Goal ▸
Write out the material exactly, with the pictures left out.

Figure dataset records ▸

═══

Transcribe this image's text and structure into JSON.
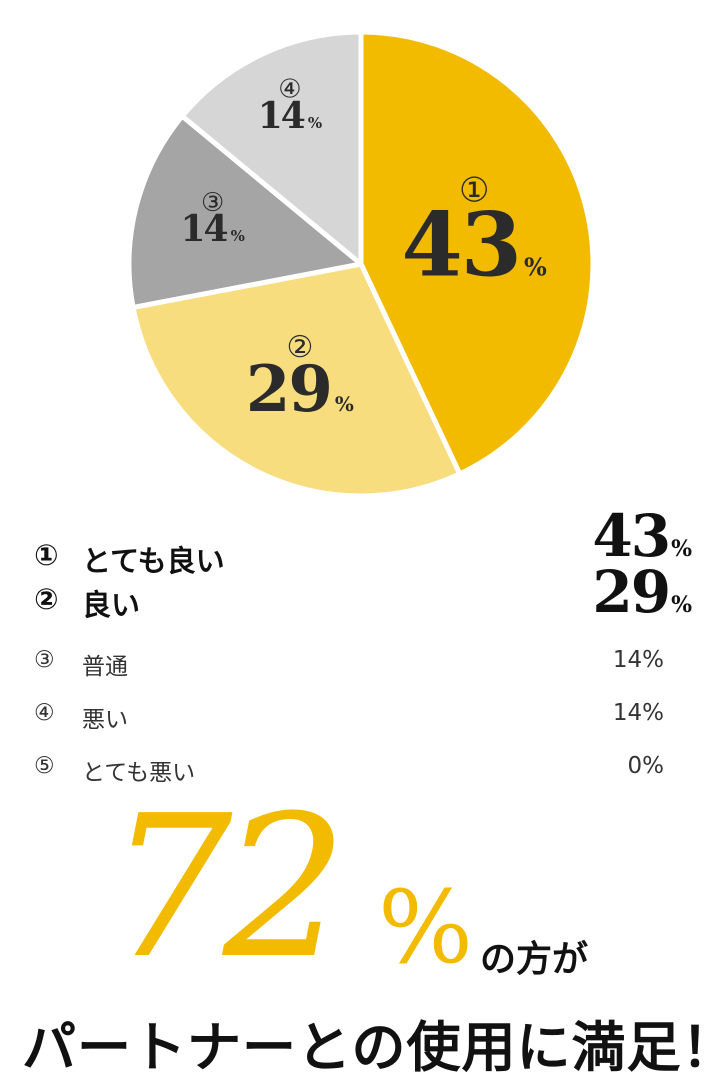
{
  "chart_data": {
    "type": "pie",
    "categories": [
      "①",
      "②",
      "③",
      "④"
    ],
    "values": [
      43,
      29,
      14,
      14
    ],
    "value_labels": [
      "43",
      "29",
      "14",
      "14"
    ],
    "unit": "%",
    "colors": [
      "#f2bb00",
      "#f8dd7e",
      "#a5a5a5",
      "#d6d6d6"
    ]
  },
  "legend": [
    {
      "num": "①",
      "name": "とても良い",
      "pct": "43",
      "unit": "%",
      "style": "bold"
    },
    {
      "num": "②",
      "name": "良い",
      "pct": "29",
      "unit": "%",
      "style": "bold"
    },
    {
      "num": "③",
      "name": "普通",
      "pct": "14%",
      "style": "light"
    },
    {
      "num": "④",
      "name": "悪い",
      "pct": "14%",
      "style": "light"
    },
    {
      "num": "⑤",
      "name": "とても悪い",
      "pct": "0%",
      "style": "light"
    }
  ],
  "headline": {
    "number": "72",
    "unit": "%",
    "suffix": "の方が",
    "bottom": "パートナーとの使用に満足！"
  },
  "accent_color": "#f2bb00"
}
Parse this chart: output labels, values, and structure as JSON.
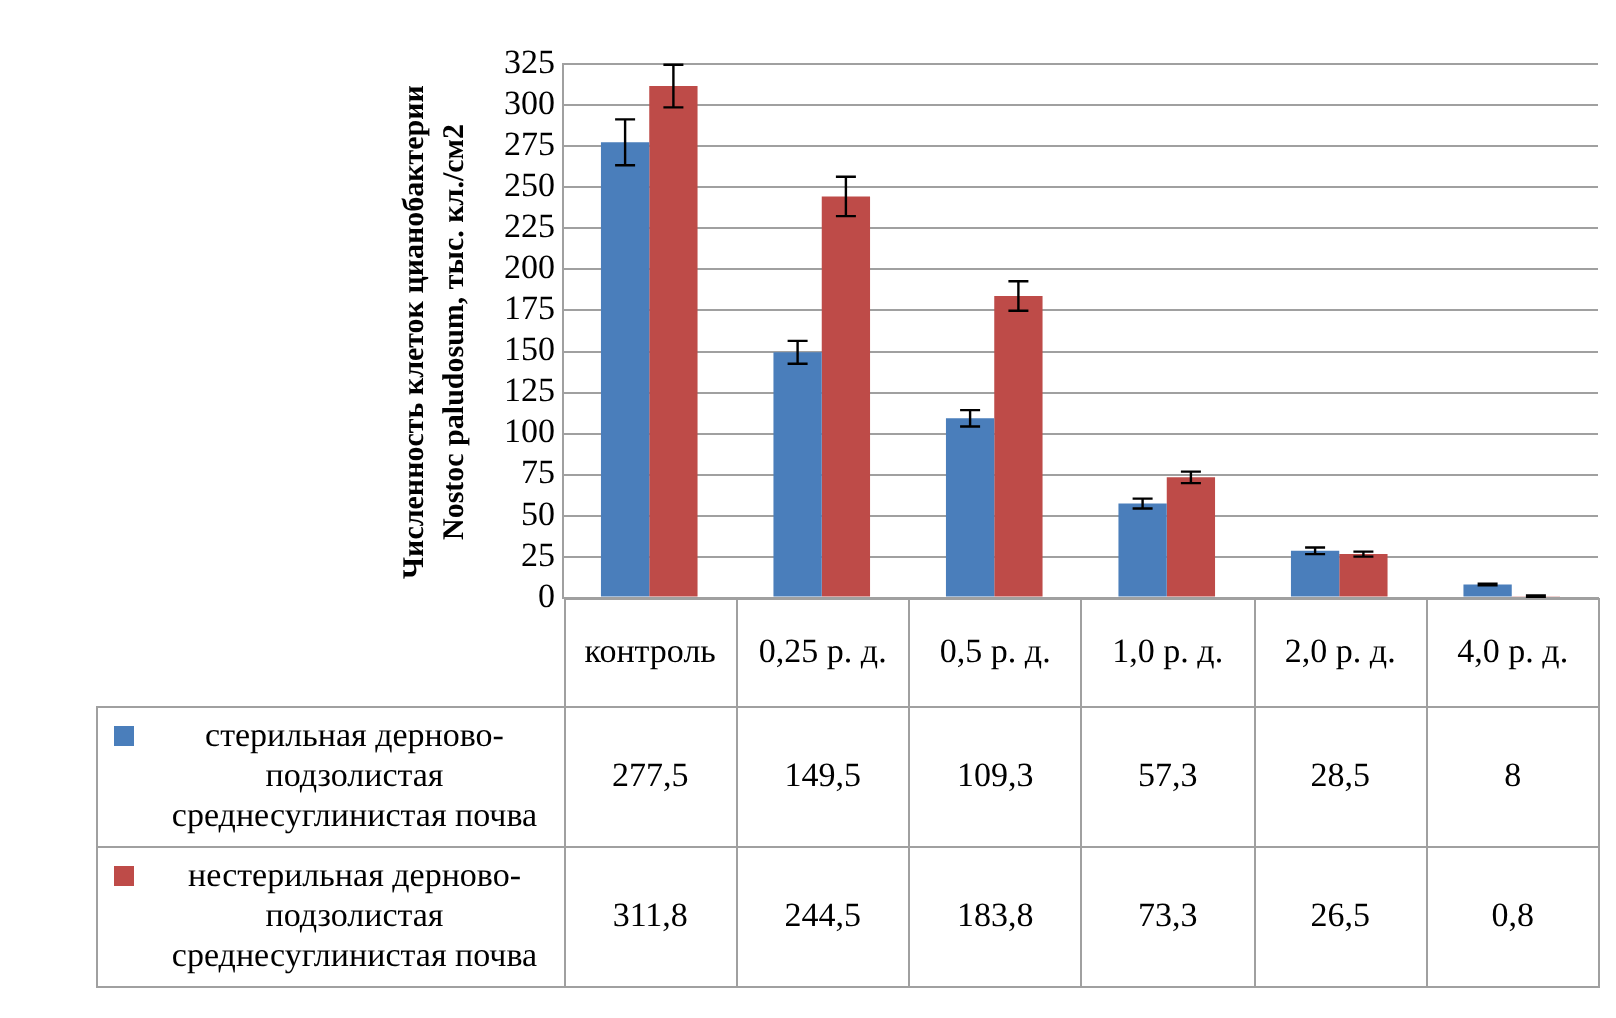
{
  "chart_data": {
    "type": "bar",
    "ylabel": "Численность клеток цианобактерии Nostoc paludosum, тыс. кл./см2",
    "categories": [
      "контроль",
      "0,25 р. д.",
      "0,5 р. д.",
      "1,0 р. д.",
      "2,0 р. д.",
      "4,0 р. д."
    ],
    "series": [
      {
        "name": "стерильная дерново-подзолистая среднесуглинистая почва",
        "color": "#4a7ebb",
        "values": [
          277.5,
          149.5,
          109.3,
          57.3,
          28.5,
          8
        ],
        "errors": [
          14,
          7,
          5,
          3,
          2,
          0.5
        ],
        "value_labels": [
          "277,5",
          "149,5",
          "109,3",
          "57,3",
          "28,5",
          "8"
        ]
      },
      {
        "name": "нестерильная дерново-подзолистая среднесуглинистая почва",
        "color": "#be4b48",
        "values": [
          311.8,
          244.5,
          183.8,
          73.3,
          26.5,
          0.8
        ],
        "errors": [
          13,
          12,
          9,
          3.5,
          1.5,
          0.5
        ],
        "value_labels": [
          "311,8",
          "244,5",
          "183,8",
          "73,3",
          "26,5",
          "0,8"
        ]
      }
    ],
    "ylim": [
      0,
      325
    ],
    "yticks": [
      0,
      25,
      50,
      75,
      100,
      125,
      150,
      175,
      200,
      225,
      250,
      275,
      300,
      325
    ],
    "grid": "y",
    "legend": "bottom"
  }
}
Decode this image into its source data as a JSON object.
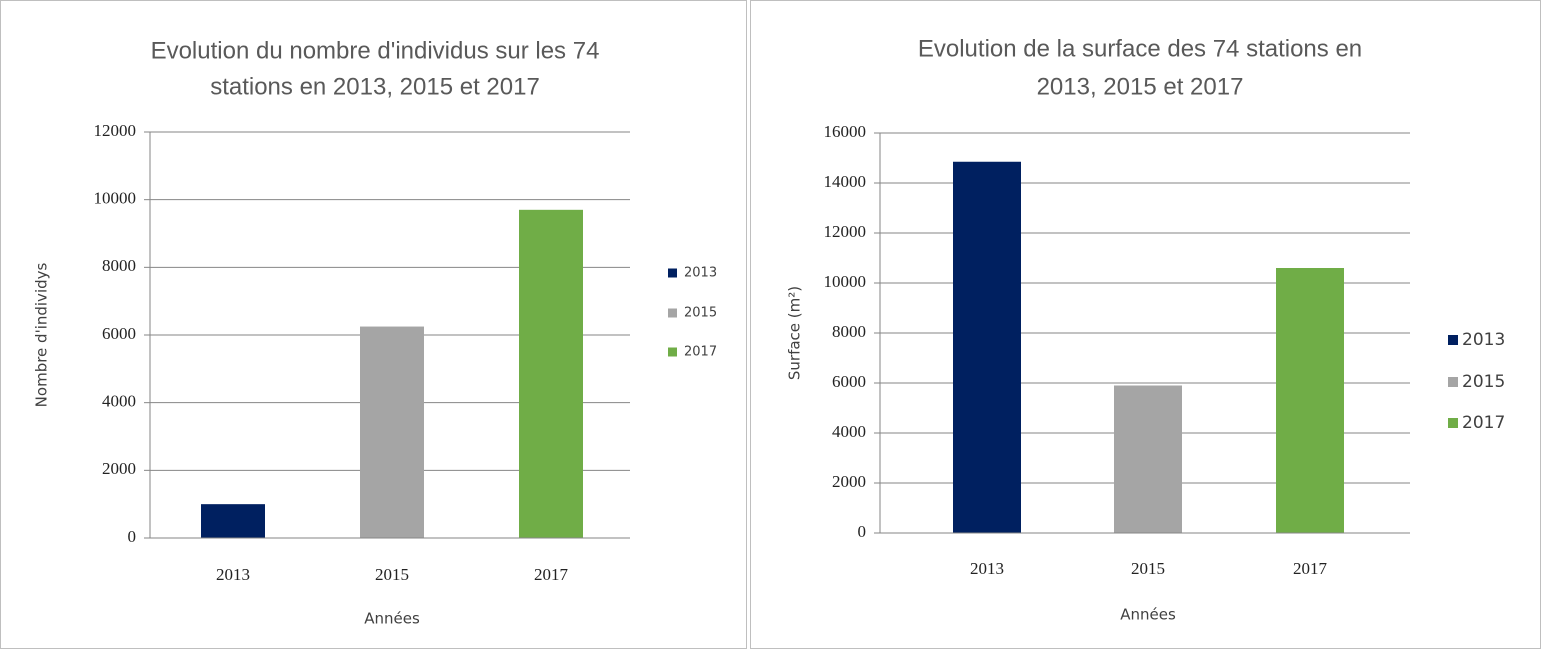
{
  "chart_data": [
    {
      "type": "bar",
      "title": [
        "Evolution du nombre d'individus  sur les 74",
        "stations en 2013, 2015 et 2017"
      ],
      "y_label": "Nombre d'individys",
      "x_label": "Années",
      "categories": [
        "2013",
        "2015",
        "2017"
      ],
      "values": [
        1000,
        6250,
        9700
      ],
      "colors": [
        "#002060",
        "#a5a5a5",
        "#70ad47"
      ],
      "ylim": [
        0,
        12000
      ],
      "yticks": [
        0,
        2000,
        4000,
        6000,
        8000,
        10000,
        12000
      ],
      "grid": true,
      "legend": "right"
    },
    {
      "type": "bar",
      "title": [
        "Evolution de la surface des 74 stations en",
        "2013, 2015 et 2017"
      ],
      "y_label": "Surface (m²)",
      "x_label": "Années",
      "categories": [
        "2013",
        "2015",
        "2017"
      ],
      "values": [
        14850,
        5900,
        10600
      ],
      "colors": [
        "#002060",
        "#a5a5a5",
        "#70ad47"
      ],
      "ylim": [
        0,
        16000
      ],
      "yticks": [
        0,
        2000,
        4000,
        6000,
        8000,
        10000,
        12000,
        14000,
        16000
      ],
      "grid": true,
      "legend": "right"
    }
  ]
}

═══

Completed task ▸
Transcribe this image's text and structure into JSON.
{
  "chart_data": {
    "type": "pie",
    "categories": [
      "①",
      "②",
      "③",
      "④"
    ],
    "values": [
      43,
      29,
      14,
      14
    ],
    "value_labels": [
      "43",
      "29",
      "14",
      "14"
    ],
    "unit": "%",
    "colors": [
      "#f2bb00",
      "#f8dd7e",
      "#a5a5a5",
      "#d6d6d6"
    ]
  },
  "legend": [
    {
      "num": "①",
      "name": "とても良い",
      "pct": "43",
      "unit": "%",
      "style": "bold"
    },
    {
      "num": "②",
      "name": "良い",
      "pct": "29",
      "unit": "%",
      "style": "bold"
    },
    {
      "num": "③",
      "name": "普通",
      "pct": "14%",
      "style": "light"
    },
    {
      "num": "④",
      "name": "悪い",
      "pct": "14%",
      "style": "light"
    },
    {
      "num": "⑤",
      "name": "とても悪い",
      "pct": "0%",
      "style": "light"
    }
  ],
  "headline": {
    "number": "72",
    "unit": "%",
    "suffix": "の方が",
    "bottom": "パートナーとの使用に満足！"
  },
  "accent_color": "#f2bb00"
}
Parse this chart: output labels, values, and structure as JSON.
{
  "chart_data": {
    "type": "bar",
    "ylabel": "Численность клеток цианобактерии Nostoc paludosum, тыс. кл./см2",
    "categories": [
      "контроль",
      "0,25 р. д.",
      "0,5 р. д.",
      "1,0 р. д.",
      "2,0 р. д.",
      "4,0 р. д."
    ],
    "series": [
      {
        "name": "стерильная дерново-подзолистая среднесуглинистая почва",
        "color": "#4a7ebb",
        "values": [
          277.5,
          149.5,
          109.3,
          57.3,
          28.5,
          8
        ],
        "errors": [
          14,
          7,
          5,
          3,
          2,
          0.5
        ],
        "value_labels": [
          "277,5",
          "149,5",
          "109,3",
          "57,3",
          "28,5",
          "8"
        ]
      },
      {
        "name": "нестерильная дерново-подзолистая среднесуглинистая почва",
        "color": "#be4b48",
        "values": [
          311.8,
          244.5,
          183.8,
          73.3,
          26.5,
          0.8
        ],
        "errors": [
          13,
          12,
          9,
          3.5,
          1.5,
          0.5
        ],
        "value_labels": [
          "311,8",
          "244,5",
          "183,8",
          "73,3",
          "26,5",
          "0,8"
        ]
      }
    ],
    "ylim": [
      0,
      325
    ],
    "yticks": [
      0,
      25,
      50,
      75,
      100,
      125,
      150,
      175,
      200,
      225,
      250,
      275,
      300,
      325
    ],
    "grid": "y",
    "legend": "bottom"
  }
}
Decode this image into its source data as a JSON object.
{
  "chart_data": [
    {
      "type": "bar",
      "title": [
        "Evolution du nombre d'individus  sur les 74",
        "stations en 2013, 2015 et 2017"
      ],
      "y_label": "Nombre d'individys",
      "x_label": "Années",
      "categories": [
        "2013",
        "2015",
        "2017"
      ],
      "values": [
        1000,
        6250,
        9700
      ],
      "colors": [
        "#002060",
        "#a5a5a5",
        "#70ad47"
      ],
      "ylim": [
        0,
        12000
      ],
      "yticks": [
        0,
        2000,
        4000,
        6000,
        8000,
        10000,
        12000
      ],
      "grid": true,
      "legend": "right"
    },
    {
      "type": "bar",
      "title": [
        "Evolution de la surface des 74 stations en",
        "2013, 2015 et 2017"
      ],
      "y_label": "Surface (m²)",
      "x_label": "Années",
      "categories": [
        "2013",
        "2015",
        "2017"
      ],
      "values": [
        14850,
        5900,
        10600
      ],
      "colors": [
        "#002060",
        "#a5a5a5",
        "#70ad47"
      ],
      "ylim": [
        0,
        16000
      ],
      "yticks": [
        0,
        2000,
        4000,
        6000,
        8000,
        10000,
        12000,
        14000,
        16000
      ],
      "grid": true,
      "legend": "right"
    }
  ]
}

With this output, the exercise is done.